## What to produce
Your task is to locate every line holding the string "name" and to copy each of them.

--------------------------------------------------

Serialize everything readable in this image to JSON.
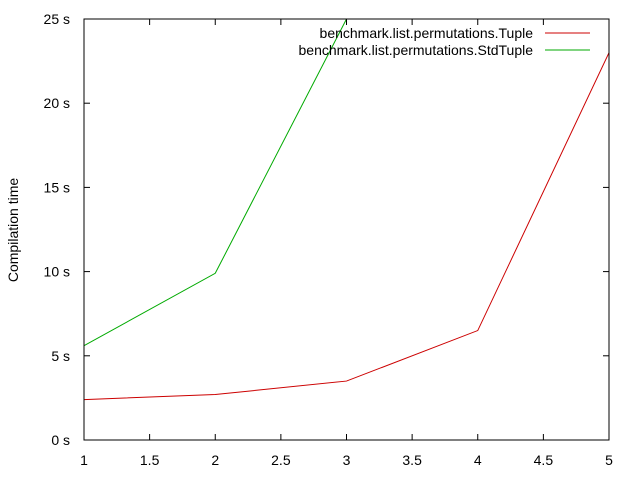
{
  "chart_data": {
    "type": "line",
    "title": "",
    "xlabel": "",
    "ylabel": "Compilation time",
    "xlim": [
      1,
      5
    ],
    "ylim": [
      0,
      25
    ],
    "grid": false,
    "legend_position": "top-right",
    "x_ticks": [
      {
        "value": 1,
        "label": "1"
      },
      {
        "value": 1.5,
        "label": "1.5"
      },
      {
        "value": 2,
        "label": "2"
      },
      {
        "value": 2.5,
        "label": "2.5"
      },
      {
        "value": 3,
        "label": "3"
      },
      {
        "value": 3.5,
        "label": "3.5"
      },
      {
        "value": 4,
        "label": "4"
      },
      {
        "value": 4.5,
        "label": "4.5"
      },
      {
        "value": 5,
        "label": "5"
      }
    ],
    "y_ticks": [
      {
        "value": 0,
        "label": "0 s"
      },
      {
        "value": 5,
        "label": "5 s"
      },
      {
        "value": 10,
        "label": "10 s"
      },
      {
        "value": 15,
        "label": "15 s"
      },
      {
        "value": 20,
        "label": "20 s"
      },
      {
        "value": 25,
        "label": "25 s"
      }
    ],
    "series": [
      {
        "name": "benchmark.list.permutations.Tuple",
        "color": "#cc0000",
        "x": [
          1,
          2,
          3,
          4,
          5
        ],
        "y": [
          2.4,
          2.7,
          3.5,
          6.5,
          23.0
        ]
      },
      {
        "name": "benchmark.list.permutations.StdTuple",
        "color": "#00aa00",
        "x": [
          1,
          2,
          3,
          4
        ],
        "y": [
          5.6,
          9.9,
          25.0,
          26.0
        ]
      }
    ]
  }
}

--------------------------------------------------

## Complete output
        "name": "benchmark.list.permutations.Tuple",
        "name": "benchmark.list.permutations.StdTuple",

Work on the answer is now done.